__SEITENAUSZUG__
......

Schäden gab es auch in Kelchsau (Bezirk Kitzbühel), der Ort war nach einem Murenabgang vorübergehend abgeschnitten: Denn die Kelchsauer Landesstraße wurde zum Teil von der Kelchsauer Ache weggerissen und ist seitdem nicht mehr passierbar. Mehrere Bäche waren übergetreten. Auch der zweite Weg nach Kelchsau konnte wegen einer unterspülten Brücke vorerst nicht mehr befahren werden. Weil in dem Ort am Abend ein Fest stattfand, waren somit rund 80 Menschen, die nicht in der Kelchsau wohnen, eingeschlossen. Im Laufe des Vormittags konnten sie aus der Ortschaft gebracht werden.

Aufgrund von Vermurungsgefahr wurde Samstagabend die Felbertauernstraße zwischen der Mautstelle und Hinterburg gesperrt. Die Dauer der Sperre war noch unbekannt. Auch mehrere Bundesstraßen, darunter die Fernpassstraße (B 179), waren zum Teil nicht befahrbar. Einige Zugverbindungen im Tiroler Unterland – wie jene durch das Brixental zwischen Wörgl und Schwarzach-St. Veit in Salzburg – sind laut ÖBB aufgrund von Hangrutschungen unterbrochen. Ein Schienenersatzverkehr wurde eingerichtet.

Oberösterreich

Auch in Oberösterreich gab es lokal Vermurungen und Überflutungen. Genau beobachtet wurden die Pegelstände von Inn und Donau – hier wurde auch teilweise vorsorglich der mobile Hochwasserschutz errichtet, etwa in Schärding am Inn, wo auch die Schiffsanlegestellen gesperrt wurden. Auch die Wasserstände der Donau sollten in der Nacht auf Montag noch weiter steigen, die Prognosen blieben aber deutlich unter den Hochwässern von 2002 und 2013. In Linz wurden vorsorglich sämtliche Abgänge zur Donau geschlossen und die Elemente des mobilen Hochwasserschutzdammes aufgestellt. Mit einem Übertreten der Donau wurde aber nicht gerechnet.

Murenabgang in Oberösterreich
Murenabgang in OberösterreichFOTOKERSCHI.AT/WERNER KERSCHBAUM

Niederösterreich

Im Bezirk Krems hat der Pegelstand der Donau am Sonntag die Hochwasseralarmstufe erreicht. Am Abend betrug der Stand bei der Messstelle Kienstock 780 Zentimeter, nachdem er am Samstag noch deutlich unter 400 Zentimeter gelegen war. Trotz der Alarmstufe bestehe derzeit keine Gefahr für die Bevölkerung an der Donau, teilte die Feuerwehr Krems auf ihrer Website mit.

In Ferschnitz und Neuhofen im Bezirk Amstetten wurde Zivilschutzalarm ausgelöst. Beide Gemeinden an der Ybbs sind laut Landeswarnzentrale vom Hochwasser umschlossen.

......

__DATENSÄTZE__
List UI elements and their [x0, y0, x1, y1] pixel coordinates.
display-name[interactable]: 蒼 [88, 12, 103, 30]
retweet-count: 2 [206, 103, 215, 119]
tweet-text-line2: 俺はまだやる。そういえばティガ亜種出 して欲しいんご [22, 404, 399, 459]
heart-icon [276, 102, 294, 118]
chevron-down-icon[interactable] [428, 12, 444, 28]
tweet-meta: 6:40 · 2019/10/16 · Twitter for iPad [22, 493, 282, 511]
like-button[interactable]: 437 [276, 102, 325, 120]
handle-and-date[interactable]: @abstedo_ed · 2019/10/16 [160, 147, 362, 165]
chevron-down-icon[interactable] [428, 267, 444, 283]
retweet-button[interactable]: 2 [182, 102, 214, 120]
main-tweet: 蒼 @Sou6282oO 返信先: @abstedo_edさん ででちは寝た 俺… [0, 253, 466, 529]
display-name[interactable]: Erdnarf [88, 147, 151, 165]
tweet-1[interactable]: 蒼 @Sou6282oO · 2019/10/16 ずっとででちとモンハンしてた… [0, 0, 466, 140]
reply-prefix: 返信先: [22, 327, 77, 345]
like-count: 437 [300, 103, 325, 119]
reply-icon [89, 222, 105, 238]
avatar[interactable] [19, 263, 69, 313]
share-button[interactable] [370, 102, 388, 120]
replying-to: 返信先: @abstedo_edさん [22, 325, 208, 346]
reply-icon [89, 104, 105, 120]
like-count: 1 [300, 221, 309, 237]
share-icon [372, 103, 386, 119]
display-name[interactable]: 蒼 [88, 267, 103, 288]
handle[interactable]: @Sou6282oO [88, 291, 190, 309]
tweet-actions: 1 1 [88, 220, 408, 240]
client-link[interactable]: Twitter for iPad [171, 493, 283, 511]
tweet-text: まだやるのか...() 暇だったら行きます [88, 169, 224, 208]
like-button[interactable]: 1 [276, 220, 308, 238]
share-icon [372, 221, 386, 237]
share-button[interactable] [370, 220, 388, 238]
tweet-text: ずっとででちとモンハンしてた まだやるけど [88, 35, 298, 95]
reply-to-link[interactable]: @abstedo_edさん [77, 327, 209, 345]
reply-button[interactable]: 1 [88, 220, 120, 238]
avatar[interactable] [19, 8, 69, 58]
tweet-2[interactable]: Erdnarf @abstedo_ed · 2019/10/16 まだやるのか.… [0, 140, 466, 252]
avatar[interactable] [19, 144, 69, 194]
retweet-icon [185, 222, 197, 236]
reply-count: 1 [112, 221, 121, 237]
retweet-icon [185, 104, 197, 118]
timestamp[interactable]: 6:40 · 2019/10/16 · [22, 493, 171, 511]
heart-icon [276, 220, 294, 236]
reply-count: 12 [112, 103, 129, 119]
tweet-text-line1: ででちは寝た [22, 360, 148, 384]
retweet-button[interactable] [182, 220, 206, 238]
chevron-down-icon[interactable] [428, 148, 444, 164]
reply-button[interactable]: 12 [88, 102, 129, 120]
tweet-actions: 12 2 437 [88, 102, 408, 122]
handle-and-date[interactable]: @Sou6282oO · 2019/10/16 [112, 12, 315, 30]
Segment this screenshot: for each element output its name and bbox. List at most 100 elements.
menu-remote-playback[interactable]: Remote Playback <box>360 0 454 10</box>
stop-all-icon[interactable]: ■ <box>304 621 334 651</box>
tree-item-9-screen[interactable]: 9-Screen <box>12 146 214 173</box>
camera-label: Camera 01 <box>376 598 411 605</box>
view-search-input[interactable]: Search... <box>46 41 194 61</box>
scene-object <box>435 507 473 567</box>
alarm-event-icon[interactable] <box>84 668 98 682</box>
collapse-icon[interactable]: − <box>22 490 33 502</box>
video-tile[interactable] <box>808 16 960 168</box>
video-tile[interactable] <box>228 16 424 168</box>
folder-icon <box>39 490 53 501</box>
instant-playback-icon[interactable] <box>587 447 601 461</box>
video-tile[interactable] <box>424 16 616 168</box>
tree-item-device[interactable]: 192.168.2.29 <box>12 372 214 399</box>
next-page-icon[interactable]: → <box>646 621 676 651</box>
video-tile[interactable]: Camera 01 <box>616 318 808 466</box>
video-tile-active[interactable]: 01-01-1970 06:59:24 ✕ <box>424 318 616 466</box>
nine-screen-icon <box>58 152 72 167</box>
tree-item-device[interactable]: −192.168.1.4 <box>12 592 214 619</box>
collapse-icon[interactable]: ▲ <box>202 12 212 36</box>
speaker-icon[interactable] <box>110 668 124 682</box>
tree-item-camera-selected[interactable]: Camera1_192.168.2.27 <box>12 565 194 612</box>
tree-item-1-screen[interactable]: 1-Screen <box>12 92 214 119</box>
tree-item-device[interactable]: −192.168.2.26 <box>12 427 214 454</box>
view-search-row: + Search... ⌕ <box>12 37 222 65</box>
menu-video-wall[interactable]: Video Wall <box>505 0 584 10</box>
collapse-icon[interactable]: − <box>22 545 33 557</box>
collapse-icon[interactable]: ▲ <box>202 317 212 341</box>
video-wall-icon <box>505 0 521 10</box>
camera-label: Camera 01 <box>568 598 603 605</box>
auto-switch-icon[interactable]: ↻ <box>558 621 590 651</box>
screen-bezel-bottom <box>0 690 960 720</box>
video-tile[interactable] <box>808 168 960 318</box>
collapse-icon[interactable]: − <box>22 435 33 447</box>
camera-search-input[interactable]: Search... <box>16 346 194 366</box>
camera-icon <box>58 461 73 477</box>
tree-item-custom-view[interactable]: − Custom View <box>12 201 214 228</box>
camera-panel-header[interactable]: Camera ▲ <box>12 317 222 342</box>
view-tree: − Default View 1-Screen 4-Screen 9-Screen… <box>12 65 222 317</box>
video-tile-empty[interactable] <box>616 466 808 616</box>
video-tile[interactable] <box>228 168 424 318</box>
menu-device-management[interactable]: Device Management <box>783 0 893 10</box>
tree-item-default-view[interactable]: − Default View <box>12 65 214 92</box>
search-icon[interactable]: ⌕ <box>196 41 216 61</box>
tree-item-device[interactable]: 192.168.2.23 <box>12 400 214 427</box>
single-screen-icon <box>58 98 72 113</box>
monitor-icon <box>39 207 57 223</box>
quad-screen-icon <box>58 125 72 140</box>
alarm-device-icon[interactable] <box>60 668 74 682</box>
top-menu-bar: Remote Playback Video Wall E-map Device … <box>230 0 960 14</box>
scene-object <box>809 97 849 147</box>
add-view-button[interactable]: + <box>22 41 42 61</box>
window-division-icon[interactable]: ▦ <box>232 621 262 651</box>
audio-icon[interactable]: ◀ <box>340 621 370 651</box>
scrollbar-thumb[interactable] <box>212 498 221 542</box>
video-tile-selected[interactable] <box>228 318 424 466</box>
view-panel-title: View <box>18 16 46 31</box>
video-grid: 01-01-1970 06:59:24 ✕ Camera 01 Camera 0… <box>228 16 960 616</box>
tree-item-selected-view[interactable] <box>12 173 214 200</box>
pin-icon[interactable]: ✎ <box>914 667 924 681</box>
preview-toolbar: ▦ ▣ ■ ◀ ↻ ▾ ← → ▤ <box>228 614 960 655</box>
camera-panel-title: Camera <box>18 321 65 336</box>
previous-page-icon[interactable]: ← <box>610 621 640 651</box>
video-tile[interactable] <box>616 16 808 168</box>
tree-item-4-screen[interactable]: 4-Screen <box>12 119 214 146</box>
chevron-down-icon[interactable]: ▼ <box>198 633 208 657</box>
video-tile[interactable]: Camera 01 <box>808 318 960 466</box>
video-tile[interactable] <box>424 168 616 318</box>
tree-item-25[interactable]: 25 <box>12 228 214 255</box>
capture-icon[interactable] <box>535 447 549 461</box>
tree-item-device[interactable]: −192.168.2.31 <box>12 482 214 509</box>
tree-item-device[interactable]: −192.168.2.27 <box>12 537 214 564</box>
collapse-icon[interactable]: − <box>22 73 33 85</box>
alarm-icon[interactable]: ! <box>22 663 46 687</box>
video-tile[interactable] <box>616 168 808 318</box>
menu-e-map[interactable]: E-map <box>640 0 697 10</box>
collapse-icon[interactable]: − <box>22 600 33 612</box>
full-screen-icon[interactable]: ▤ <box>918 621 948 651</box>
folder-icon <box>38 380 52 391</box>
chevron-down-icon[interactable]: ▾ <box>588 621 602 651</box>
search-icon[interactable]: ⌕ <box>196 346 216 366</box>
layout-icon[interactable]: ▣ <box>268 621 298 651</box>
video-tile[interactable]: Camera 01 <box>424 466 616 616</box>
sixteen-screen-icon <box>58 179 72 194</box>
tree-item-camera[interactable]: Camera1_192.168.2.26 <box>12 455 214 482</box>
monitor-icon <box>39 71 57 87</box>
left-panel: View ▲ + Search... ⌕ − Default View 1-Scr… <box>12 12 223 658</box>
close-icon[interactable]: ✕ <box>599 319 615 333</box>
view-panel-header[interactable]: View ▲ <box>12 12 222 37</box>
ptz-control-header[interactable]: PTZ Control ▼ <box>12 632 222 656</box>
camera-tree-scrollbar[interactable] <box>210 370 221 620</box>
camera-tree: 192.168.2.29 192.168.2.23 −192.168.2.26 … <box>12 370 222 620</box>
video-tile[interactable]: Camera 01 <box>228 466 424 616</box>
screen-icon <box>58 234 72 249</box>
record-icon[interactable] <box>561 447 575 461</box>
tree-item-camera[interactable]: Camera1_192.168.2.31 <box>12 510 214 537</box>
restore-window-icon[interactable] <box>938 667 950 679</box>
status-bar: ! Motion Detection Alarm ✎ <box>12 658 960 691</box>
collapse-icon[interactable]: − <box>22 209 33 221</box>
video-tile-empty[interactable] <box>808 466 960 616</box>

......

__ZIEL A__
Gib aus dem Seitenauszug den Abschnitt von „Niederösterreich“ bis „vom Hochwasser umschlossen.“ wortgetreu wieder.
__ZIEL B__
Welchen Stand erreichte die Donau laut Seitenauszug am Sonntagabend an der Messstelle Kienstock?
Die Zeilen braucht man für die Bearbeitung nicht.

__SCHRIFTLICHE LÖSUNG A__
Niederösterreich

Im Bezirk Krems hat der Pegelstand der Donau am Sonntag die Hochwasseralarmstufe erreicht. Am Abend betrug der Stand bei der Messstelle Kienstock 780 Zentimeter, nachdem er am Samstag noch deutlich unter 400 Zentimeter gelegen war. Trotz der Alarmstufe bestehe derzeit keine Gefahr für die Bevölkerung an der Donau, teilte die Feuerwehr Krems auf ihrer Website mit.

In Ferschnitz und Neuhofen im Bezirk Amstetten wurde Zivilschutzalarm ausgelöst. Beide Gemeinden an der Ybbs sind laut Landeswarnzentrale vom Hochwasser umschlossen.

__SCHRIFTLICHE LÖSUNG B__
780 Zentimeter.